» **Task prompt**:
Find the string "Premium" in the records. Copy every line it appears in.

» **Available records**:
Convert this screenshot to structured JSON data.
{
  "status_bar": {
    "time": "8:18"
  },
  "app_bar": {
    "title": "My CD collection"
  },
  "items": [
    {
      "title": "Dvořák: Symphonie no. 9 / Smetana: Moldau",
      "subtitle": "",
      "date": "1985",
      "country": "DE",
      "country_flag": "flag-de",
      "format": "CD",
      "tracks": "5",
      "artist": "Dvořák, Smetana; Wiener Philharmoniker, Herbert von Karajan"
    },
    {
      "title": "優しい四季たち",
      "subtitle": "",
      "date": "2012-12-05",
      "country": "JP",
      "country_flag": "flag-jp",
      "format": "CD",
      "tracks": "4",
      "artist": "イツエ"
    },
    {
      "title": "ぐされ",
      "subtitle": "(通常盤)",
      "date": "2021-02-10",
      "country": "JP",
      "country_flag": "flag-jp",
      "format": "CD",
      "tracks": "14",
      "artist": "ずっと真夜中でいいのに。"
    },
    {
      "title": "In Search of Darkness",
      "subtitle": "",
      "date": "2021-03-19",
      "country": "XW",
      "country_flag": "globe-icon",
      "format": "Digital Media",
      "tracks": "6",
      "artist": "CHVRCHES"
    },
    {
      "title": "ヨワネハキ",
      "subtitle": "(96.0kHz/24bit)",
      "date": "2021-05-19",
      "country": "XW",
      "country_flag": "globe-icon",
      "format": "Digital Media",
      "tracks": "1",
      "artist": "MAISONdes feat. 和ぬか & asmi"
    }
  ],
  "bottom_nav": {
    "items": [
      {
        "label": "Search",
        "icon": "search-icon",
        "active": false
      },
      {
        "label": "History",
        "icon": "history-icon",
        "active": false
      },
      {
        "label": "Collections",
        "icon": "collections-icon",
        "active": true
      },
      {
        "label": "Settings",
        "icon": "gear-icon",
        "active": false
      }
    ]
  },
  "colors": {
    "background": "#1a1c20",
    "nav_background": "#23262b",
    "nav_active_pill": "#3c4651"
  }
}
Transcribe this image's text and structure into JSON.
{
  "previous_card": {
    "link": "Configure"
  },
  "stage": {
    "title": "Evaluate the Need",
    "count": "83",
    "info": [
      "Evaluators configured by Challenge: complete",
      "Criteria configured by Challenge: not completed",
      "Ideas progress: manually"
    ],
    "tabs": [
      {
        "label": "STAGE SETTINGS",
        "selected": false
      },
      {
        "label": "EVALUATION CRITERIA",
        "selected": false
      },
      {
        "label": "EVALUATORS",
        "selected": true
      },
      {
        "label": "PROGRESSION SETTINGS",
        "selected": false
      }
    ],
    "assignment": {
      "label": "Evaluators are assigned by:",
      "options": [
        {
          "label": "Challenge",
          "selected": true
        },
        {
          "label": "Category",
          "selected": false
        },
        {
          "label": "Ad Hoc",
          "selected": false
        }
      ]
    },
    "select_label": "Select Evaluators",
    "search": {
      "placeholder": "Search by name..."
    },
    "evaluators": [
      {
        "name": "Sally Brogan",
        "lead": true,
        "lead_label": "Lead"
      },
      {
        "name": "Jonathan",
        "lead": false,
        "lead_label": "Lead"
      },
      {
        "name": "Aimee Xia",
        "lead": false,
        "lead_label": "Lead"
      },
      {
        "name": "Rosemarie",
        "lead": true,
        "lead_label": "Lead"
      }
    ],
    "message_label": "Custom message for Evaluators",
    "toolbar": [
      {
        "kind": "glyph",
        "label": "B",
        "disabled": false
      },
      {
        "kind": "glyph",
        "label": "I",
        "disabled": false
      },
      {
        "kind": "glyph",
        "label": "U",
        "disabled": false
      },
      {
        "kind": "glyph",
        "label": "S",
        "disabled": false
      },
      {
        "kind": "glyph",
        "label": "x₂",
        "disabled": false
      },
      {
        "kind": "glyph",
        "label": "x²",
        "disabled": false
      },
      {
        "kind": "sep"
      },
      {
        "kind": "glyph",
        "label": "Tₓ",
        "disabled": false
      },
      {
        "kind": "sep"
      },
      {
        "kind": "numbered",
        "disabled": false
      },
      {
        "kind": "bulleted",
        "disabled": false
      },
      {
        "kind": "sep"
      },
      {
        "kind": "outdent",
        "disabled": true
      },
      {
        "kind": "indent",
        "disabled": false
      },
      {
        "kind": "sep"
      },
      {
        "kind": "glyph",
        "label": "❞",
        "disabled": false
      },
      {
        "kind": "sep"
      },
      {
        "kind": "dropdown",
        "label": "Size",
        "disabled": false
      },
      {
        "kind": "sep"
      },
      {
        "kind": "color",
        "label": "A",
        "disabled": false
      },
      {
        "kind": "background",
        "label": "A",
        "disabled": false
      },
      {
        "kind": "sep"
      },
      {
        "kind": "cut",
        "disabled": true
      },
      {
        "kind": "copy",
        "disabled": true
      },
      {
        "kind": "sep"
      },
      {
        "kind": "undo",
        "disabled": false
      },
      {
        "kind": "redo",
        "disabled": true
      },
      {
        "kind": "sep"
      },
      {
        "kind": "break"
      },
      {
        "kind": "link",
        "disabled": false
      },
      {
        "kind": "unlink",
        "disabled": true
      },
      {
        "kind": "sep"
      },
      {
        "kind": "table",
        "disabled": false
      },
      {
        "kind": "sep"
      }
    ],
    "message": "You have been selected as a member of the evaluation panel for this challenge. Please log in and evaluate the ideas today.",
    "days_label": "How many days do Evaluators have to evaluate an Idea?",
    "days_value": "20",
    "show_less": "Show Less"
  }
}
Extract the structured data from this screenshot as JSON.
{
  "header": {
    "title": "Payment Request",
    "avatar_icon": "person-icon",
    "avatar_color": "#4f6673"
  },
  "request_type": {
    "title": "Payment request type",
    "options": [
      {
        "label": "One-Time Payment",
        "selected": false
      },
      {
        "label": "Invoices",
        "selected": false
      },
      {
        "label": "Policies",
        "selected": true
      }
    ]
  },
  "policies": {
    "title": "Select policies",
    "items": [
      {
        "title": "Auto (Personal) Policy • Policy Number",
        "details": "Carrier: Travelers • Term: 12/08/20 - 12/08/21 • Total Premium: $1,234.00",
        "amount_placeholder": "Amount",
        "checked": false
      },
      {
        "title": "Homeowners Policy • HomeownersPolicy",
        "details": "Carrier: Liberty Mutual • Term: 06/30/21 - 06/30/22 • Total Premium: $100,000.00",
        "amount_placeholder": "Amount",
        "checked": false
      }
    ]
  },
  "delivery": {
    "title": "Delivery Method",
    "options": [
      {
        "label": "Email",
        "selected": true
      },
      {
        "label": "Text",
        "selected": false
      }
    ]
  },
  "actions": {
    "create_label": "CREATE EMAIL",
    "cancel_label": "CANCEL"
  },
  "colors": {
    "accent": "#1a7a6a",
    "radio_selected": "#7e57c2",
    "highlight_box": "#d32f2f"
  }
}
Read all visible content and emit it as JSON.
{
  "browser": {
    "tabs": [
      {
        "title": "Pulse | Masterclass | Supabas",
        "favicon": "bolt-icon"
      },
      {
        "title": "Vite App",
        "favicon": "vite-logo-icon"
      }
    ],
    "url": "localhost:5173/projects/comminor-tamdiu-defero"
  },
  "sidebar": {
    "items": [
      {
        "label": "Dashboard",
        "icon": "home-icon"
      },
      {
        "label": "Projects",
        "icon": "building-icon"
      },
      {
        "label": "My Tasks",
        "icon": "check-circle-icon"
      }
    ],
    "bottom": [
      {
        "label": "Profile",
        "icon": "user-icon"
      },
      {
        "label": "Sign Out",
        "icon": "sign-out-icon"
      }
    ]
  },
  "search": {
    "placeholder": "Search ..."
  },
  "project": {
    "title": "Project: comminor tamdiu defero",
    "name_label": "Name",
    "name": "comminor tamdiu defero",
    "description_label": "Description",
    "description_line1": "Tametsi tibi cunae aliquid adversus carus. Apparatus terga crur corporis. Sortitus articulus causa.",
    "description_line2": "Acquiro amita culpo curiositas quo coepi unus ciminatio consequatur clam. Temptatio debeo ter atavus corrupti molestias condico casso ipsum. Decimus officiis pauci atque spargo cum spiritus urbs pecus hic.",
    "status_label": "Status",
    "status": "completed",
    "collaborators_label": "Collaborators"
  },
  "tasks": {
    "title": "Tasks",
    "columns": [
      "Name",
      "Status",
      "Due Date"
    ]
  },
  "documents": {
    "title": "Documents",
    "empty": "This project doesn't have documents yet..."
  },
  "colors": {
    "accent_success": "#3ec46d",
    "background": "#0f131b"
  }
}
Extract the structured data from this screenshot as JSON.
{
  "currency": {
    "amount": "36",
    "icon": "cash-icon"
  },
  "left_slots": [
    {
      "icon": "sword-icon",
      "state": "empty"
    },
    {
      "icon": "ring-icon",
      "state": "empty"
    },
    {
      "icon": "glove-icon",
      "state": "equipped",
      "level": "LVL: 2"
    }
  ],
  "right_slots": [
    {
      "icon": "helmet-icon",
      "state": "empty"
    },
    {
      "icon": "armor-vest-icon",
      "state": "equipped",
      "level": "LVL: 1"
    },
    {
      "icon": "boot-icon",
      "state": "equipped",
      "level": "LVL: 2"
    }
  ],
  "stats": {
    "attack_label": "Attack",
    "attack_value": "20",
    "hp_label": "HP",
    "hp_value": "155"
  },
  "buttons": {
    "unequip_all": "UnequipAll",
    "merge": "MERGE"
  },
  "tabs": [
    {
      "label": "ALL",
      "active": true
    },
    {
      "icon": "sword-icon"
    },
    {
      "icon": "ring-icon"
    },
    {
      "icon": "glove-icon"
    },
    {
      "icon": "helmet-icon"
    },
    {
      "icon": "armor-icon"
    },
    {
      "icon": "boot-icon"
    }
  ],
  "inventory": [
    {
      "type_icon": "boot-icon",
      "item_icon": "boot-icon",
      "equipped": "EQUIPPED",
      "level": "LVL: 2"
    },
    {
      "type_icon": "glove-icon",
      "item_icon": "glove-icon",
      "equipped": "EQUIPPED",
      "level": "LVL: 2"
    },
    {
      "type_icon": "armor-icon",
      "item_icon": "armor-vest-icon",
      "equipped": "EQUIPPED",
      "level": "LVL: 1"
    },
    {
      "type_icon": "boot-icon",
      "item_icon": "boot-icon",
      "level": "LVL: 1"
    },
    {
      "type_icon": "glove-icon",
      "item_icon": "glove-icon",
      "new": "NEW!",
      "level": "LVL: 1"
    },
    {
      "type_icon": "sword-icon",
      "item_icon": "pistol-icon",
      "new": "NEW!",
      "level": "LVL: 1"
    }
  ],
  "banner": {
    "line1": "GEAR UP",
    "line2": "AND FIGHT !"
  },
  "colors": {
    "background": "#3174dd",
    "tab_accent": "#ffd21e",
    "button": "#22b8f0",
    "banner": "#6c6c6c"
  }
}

» **Answer in full**:
        "details": "Carrier: Travelers • Term: 12/08/20 - 12/08/21 • Total Premium: $1,234.00",
        "details": "Carrier: Liberty Mutual • Term: 06/30/21 - 06/30/22 • Total Premium: $100,000.00",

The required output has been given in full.